EXERCISE BRIEF:
Copy, from the entries below, each line in which the string "through" appears.

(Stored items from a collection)
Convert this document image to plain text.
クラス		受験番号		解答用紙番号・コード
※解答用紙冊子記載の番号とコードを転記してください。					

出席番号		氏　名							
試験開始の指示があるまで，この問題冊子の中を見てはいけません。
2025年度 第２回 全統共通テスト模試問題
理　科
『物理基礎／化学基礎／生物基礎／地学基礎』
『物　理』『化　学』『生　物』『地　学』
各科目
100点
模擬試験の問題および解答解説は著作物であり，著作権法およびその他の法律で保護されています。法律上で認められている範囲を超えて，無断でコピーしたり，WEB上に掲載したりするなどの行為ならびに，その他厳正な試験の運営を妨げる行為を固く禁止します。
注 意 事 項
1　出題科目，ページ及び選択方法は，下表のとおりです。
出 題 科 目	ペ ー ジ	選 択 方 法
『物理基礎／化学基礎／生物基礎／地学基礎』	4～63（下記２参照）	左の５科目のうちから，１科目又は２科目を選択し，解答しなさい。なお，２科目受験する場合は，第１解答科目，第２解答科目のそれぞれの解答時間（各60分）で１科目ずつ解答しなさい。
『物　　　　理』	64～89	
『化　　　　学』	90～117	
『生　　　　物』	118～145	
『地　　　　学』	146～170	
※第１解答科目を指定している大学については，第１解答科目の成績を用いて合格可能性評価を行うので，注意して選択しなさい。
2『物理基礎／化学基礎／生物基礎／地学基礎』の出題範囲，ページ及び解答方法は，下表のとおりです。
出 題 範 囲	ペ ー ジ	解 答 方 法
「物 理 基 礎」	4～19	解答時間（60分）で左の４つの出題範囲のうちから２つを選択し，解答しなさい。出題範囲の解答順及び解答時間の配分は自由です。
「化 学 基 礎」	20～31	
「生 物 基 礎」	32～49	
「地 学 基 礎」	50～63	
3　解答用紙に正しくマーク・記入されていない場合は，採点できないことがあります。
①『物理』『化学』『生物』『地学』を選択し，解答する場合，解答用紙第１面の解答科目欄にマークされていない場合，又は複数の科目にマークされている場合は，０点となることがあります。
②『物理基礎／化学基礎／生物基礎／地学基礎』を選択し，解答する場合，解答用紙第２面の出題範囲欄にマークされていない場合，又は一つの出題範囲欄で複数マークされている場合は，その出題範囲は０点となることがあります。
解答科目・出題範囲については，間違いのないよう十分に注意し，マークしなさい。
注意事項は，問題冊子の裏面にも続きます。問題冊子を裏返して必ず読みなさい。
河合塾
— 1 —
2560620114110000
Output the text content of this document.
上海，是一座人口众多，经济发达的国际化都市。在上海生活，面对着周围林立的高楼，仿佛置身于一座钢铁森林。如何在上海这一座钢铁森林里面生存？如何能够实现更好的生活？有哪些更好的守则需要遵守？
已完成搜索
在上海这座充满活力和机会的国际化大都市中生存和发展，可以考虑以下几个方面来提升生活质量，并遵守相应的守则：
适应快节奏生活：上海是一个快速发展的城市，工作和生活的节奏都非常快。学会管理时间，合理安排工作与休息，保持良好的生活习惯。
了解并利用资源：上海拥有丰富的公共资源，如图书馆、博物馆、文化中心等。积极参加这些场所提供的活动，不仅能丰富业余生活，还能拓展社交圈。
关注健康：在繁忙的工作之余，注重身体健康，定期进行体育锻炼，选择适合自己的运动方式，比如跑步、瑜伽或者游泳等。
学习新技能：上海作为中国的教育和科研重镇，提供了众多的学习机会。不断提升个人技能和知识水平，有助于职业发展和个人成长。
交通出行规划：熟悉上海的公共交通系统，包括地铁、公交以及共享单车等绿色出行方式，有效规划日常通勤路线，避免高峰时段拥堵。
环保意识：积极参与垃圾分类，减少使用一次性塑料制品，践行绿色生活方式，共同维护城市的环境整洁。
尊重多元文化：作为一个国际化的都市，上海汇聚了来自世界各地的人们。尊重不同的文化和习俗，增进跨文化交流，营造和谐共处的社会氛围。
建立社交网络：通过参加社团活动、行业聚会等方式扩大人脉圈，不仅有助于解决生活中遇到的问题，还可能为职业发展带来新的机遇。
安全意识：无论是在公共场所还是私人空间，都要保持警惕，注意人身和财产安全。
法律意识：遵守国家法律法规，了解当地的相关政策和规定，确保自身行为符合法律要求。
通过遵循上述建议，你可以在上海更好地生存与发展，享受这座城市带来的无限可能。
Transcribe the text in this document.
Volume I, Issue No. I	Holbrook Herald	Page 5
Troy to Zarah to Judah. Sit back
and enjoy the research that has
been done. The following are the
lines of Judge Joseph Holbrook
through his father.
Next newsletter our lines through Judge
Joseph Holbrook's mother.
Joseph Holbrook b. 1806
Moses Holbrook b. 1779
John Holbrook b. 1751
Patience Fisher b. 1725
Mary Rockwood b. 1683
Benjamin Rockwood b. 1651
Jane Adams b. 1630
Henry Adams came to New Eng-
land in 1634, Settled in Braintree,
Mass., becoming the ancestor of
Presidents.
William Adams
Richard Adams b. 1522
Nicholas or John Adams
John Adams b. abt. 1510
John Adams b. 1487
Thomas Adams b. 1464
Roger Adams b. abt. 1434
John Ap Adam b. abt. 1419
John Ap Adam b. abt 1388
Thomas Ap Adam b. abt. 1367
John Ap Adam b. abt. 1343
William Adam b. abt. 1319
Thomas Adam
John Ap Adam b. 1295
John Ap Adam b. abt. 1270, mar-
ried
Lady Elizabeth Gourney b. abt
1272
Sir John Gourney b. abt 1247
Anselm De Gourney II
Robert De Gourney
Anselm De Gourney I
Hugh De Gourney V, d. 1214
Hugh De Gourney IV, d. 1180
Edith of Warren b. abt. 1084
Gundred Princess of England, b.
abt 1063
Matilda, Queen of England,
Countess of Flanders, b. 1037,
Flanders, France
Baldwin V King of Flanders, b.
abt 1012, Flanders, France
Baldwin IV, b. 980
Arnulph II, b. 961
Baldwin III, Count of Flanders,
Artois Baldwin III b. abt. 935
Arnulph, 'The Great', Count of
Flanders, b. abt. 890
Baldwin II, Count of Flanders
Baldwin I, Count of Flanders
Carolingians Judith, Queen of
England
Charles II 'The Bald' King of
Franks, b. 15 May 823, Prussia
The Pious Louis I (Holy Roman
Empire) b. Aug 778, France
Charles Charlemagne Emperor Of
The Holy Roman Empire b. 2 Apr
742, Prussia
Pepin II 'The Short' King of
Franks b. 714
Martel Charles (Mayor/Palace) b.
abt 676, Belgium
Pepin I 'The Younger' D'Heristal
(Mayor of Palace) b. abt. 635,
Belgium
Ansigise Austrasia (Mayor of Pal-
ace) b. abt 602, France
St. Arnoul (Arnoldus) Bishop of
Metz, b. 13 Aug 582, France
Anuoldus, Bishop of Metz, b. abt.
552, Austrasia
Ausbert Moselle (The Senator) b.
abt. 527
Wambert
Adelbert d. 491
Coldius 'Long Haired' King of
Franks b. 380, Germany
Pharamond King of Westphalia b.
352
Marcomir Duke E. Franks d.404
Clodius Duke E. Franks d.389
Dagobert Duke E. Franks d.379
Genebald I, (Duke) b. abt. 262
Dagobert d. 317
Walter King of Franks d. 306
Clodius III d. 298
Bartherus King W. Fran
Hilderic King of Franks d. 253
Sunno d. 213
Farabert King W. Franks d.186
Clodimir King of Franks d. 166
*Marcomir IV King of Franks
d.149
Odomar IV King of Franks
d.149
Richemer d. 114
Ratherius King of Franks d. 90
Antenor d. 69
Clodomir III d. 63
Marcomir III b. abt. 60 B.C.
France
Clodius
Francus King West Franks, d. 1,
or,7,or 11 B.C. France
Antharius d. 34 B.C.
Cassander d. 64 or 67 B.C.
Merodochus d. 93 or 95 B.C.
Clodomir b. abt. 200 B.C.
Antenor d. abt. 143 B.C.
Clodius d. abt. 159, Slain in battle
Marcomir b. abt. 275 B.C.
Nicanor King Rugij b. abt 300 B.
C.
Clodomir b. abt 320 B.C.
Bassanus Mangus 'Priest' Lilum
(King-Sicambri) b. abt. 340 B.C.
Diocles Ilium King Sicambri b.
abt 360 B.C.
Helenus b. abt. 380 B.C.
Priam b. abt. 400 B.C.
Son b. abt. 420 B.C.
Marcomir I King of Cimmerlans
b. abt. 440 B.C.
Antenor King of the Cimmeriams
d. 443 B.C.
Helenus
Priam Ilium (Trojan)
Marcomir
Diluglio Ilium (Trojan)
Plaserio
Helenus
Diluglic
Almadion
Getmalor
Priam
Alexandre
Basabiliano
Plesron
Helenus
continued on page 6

TASK RESPONSE:
through his father.
Next newsletter our lines through Judge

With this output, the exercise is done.